### INPUT FOR THIS TASK
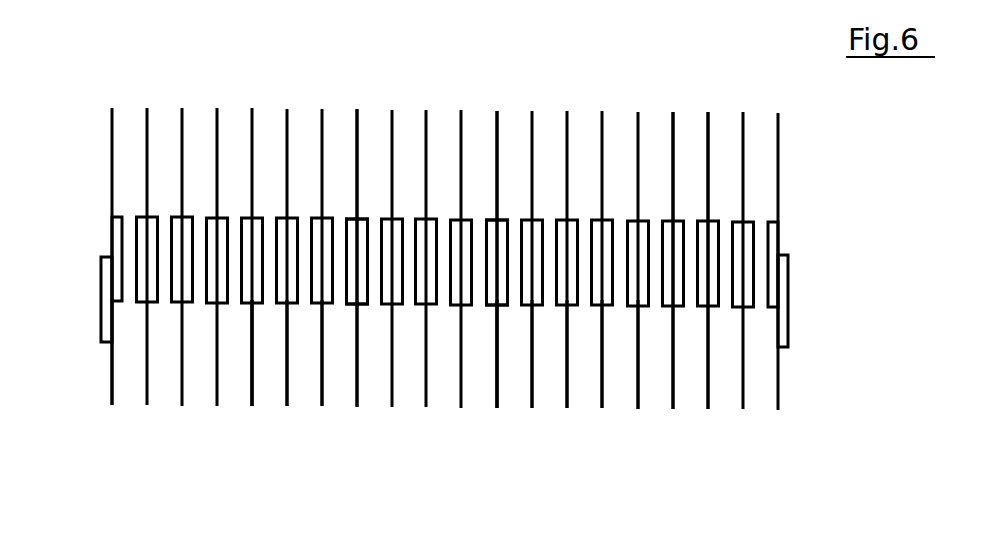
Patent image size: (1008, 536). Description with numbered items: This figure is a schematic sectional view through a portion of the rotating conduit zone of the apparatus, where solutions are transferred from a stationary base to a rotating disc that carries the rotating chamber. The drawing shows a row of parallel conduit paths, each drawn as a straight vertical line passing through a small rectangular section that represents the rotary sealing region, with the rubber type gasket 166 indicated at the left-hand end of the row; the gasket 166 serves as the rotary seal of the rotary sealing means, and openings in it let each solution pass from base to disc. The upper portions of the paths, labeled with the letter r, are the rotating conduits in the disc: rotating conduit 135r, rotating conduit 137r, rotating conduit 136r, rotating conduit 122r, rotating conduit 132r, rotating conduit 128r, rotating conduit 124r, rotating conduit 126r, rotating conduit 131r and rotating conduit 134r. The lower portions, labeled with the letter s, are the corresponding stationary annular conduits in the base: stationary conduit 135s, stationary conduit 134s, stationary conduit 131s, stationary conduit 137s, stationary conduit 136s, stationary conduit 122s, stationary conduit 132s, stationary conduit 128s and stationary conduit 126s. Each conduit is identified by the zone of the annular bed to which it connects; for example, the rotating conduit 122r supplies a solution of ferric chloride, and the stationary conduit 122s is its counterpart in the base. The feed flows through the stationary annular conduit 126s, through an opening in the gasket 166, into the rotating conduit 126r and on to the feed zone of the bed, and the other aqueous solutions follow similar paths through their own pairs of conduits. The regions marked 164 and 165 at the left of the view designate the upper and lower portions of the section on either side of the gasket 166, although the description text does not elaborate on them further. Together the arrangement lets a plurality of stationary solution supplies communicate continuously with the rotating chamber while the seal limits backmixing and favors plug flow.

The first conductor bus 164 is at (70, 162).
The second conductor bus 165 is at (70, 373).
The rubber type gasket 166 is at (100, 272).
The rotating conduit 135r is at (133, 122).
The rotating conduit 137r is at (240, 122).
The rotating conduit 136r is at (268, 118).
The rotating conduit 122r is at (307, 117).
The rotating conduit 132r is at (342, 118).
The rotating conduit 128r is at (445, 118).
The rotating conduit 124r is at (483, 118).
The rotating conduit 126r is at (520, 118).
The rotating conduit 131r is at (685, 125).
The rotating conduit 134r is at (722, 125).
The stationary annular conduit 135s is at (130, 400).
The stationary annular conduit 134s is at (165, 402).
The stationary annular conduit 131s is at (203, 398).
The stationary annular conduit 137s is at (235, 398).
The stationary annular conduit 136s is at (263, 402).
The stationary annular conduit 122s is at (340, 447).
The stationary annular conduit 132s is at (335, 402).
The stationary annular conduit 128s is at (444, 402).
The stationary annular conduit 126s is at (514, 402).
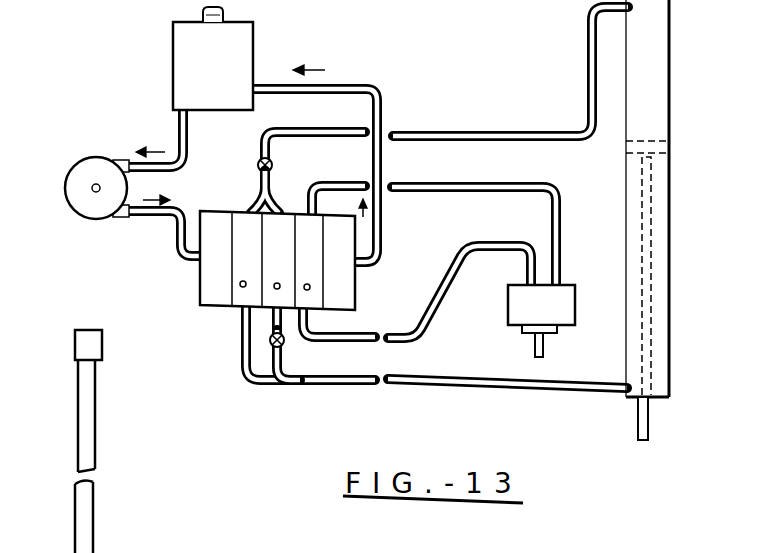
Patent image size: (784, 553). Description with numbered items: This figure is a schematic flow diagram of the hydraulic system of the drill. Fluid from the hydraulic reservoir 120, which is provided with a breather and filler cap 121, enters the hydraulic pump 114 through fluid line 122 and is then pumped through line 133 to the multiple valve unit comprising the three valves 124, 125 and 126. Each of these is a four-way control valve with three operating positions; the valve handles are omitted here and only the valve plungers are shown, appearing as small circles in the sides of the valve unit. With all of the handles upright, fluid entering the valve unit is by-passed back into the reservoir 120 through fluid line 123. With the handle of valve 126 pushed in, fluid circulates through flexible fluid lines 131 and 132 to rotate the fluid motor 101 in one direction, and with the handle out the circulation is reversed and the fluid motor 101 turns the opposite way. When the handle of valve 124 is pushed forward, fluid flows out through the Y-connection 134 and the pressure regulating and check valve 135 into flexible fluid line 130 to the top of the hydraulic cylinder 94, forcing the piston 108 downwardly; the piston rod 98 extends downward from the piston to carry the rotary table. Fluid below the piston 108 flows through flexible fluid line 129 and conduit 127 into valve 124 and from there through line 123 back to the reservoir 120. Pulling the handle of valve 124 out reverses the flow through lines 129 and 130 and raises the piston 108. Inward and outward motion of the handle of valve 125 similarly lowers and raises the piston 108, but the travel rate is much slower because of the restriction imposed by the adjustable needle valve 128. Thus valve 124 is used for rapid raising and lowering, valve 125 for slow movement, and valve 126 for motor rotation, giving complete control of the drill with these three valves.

### WHAT YOU NEED TO DO
Print the records without alteration, starting at the beginning of the records and ending with the line that contains "The rubber type gasket 166 is at (100, 272).", both ends included. Leave the pictures out of your answer.

### SOLUTION FOR THIS TASK
Patent image size: (1008, 536). Description with numbered items: This figure is a schematic sectional view through a portion of the rotating conduit zone of the apparatus, where solutions are transferred from a stationary base to a rotating disc that carries the rotating chamber. The drawing shows a row of parallel conduit paths, each drawn as a straight vertical line passing through a small rectangular section that represents the rotary sealing region, with the rubber type gasket 166 indicated at the left-hand end of the row; the gasket 166 serves as the rotary seal of the rotary sealing means, and openings in it let each solution pass from base to disc. The upper portions of the paths, labeled with the letter r, are the rotating conduits in the disc: rotating conduit 135r, rotating conduit 137r, rotating conduit 136r, rotating conduit 122r, rotating conduit 132r, rotating conduit 128r, rotating conduit 124r, rotating conduit 126r, rotating conduit 131r and rotating conduit 134r. The lower portions, labeled with the letter s, are the corresponding stationary annular conduits in the base: stationary conduit 135s, stationary conduit 134s, stationary conduit 131s, stationary conduit 137s, stationary conduit 136s, stationary conduit 122s, stationary conduit 132s, stationary conduit 128s and stationary conduit 126s. Each conduit is identified by the zone of the annular bed to which it connects; for example, the rotating conduit 122r supplies a solution of ferric chloride, and the stationary conduit 122s is its counterpart in the base. The feed flows through the stationary annular conduit 126s, through an opening in the gasket 166, into the rotating conduit 126r and on to the feed zone of the bed, and the other aqueous solutions follow similar paths through their own pairs of conduits. The regions marked 164 and 165 at the left of the view designate the upper and lower portions of the section on either side of the gasket 166, although the description text does not elaborate on them further. Together the arrangement lets a plurality of stationary solution supplies communicate continuously with the rotating chamber while the seal limits backmixing and favors plug flow.

The first conductor bus 164 is at (70, 162).
The second conductor bus 165 is at (70, 373).
The rubber type gasket 166 is at (100, 272).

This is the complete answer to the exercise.